## Extrait du document:
####################

Les chercheurs et consultants de Human Rights Watch qui ont observé et traduit les audiences gacaca ont consacré plus de 2 000 journées à observer des procès, à mener des entretiens et à enquêter sur des affaires sur une durée de huit ans. Les chercheurs ont mené des centaines d’entretiens auprès de participants de toutes les parties prenantes du processus gacaca, y compris des personnes accusées, des rescapés du génocide, des témoins, d’autres membres des communautés, des juges, des coordinateurs de districts, ainsi que des représentants du gouvernement au niveau local et national.
Human Rights Watch a rencontré en privé des agents du Service National des Juridictions Gacaca (SNJG) et d’autres secteurs du ministère de la Justice, ainsi que des bailleurs de fonds internationaux soutenant le programme gacaca. L’organisation a également participéde manière collective à des réunions de consultation plus larges. Human Rights Watch s’est aussi concerté régulièrement avec d’autres organisations non gouvernementales (ONG) observant le système gacaca et, parfois, a entrepris avec ces ONG des initiatives conjointes pour soulever des sujets de préoccupation particuliers auprès des autorités du SNJG. En outre, Human Rights Watch a rencontré des membres de la Commission nationale des droits de la personne pour aborder des cas particuliers.

####################

## Consigne écrite A:
D'après l'extrait sur les juridictions gacaca, dans quel but Human Rights Watch a-t-il rencontré des membres de la Commission nationale des droits de la personne ? Répondez en une à trois phrases.
## Consigne écrite B:
Rédigez la suite de l'extrait sur les juridictions gacaca, en reprenant après sa dernière phrase.
La liste n'a aucun lien avec l'extrait sur les juridictions gacaca.

## Listes d'éléments annotées:
####################

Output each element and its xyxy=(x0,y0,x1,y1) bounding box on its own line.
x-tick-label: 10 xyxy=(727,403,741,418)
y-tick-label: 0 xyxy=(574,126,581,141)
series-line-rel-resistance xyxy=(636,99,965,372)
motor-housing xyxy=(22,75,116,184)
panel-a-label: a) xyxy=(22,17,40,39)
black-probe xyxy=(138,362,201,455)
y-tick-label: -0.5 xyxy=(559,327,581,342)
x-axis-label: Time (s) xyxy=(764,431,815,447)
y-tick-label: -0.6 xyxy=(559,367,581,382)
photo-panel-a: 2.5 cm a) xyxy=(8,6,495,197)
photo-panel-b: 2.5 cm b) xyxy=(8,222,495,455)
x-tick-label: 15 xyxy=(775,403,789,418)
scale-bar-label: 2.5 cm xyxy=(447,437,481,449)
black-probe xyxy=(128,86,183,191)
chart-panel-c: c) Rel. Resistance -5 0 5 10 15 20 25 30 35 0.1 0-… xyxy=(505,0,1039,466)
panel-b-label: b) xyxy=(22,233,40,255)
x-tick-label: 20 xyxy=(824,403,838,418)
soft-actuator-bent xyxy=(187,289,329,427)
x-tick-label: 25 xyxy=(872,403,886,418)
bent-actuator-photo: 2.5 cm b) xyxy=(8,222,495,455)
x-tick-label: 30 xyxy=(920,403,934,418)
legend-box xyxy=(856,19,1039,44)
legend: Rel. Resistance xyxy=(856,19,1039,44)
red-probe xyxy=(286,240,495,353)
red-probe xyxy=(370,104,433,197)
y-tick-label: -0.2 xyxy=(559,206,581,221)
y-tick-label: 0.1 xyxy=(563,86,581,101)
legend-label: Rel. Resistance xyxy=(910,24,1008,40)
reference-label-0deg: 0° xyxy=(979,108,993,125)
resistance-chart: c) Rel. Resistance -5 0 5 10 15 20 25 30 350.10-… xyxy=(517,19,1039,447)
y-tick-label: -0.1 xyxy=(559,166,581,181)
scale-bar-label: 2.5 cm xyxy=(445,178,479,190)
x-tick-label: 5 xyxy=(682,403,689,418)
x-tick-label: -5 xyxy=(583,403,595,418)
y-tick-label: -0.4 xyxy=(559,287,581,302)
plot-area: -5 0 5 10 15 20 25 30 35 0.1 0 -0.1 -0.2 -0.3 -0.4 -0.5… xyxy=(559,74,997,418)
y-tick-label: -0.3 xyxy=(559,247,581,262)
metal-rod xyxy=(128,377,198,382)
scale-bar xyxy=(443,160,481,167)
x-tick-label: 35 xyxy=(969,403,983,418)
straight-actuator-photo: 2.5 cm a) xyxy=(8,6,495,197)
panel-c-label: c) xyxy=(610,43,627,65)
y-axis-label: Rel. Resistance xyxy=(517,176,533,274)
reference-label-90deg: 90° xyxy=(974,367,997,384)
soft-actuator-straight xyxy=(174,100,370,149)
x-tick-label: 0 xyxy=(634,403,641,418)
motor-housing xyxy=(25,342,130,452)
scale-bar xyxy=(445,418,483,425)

####################

## Réponse produite A:
Human Rights Watch a rencontré des membres de la Commission nationale des droits de la personne pour aborder des cas particuliers.

## Réponse produite B:
Le 30 mars 2011, Human Rights Watch a écrit au ministre de la Justice et à la secrétaire exécutive du SNJG, en leur adressant un résumé des conclusions du présent rapport ainsi que ses principales recommandations. Human Rights Watch a invité le gouvernement à formuler ses commentaires afin que son point de vue soit reflété dans la version finale du rapport. Le 5 mai 2011, le ministre de la Justice a répondu à la lettre de Human Rights Watch en formulant ses commentaires par écrit. Une copie des commentaires du ministre de la Justice ainsi qu’une copie de la lettre de Human Rights Watch sont annexées à ce rapport.
Ce rapport a pour objectif de présenter un échantillon représentatif des conclusions de Human Rights Watch sur le système gacaca relatives à des questions d’une importance essentielle. Étant donné le grand nombre de procès observés et d’entretiens menés, Human Rights Watch n’est pas en mesure d’inclure les références de tous les cas pour lesquels des points préoccupants ou bien des abus ont été identifiés. Un petit nombre de cas présentant de multiples irrégularités sont utilisés tout au long du rapport pour illustrer des tendances plus larges observées au cours des recherches effectuées pour le rapport, et pour éclairer à quel point les procès ont souvent pâti de nombreuses erreurs de procédure.
Ce rapport fournit autant de détails que possible sur les procès observés par Human Rights Watch, notamment les noms des affaires lorsque c’est possible. Nombre de personnes interrogées ont déclaré craindre des représailles de la part des autorités pour avoir parlé ouvertement à Human Rights Watch et n’ont accepté de commenter leurs expériences personnelles et le système gacaca dans son ensemble qu’à condition que la confidentialité leur soit garantie. L’identité et d’autres détails concernant certaines personnes interrogées ne sont donc pas mentionnés.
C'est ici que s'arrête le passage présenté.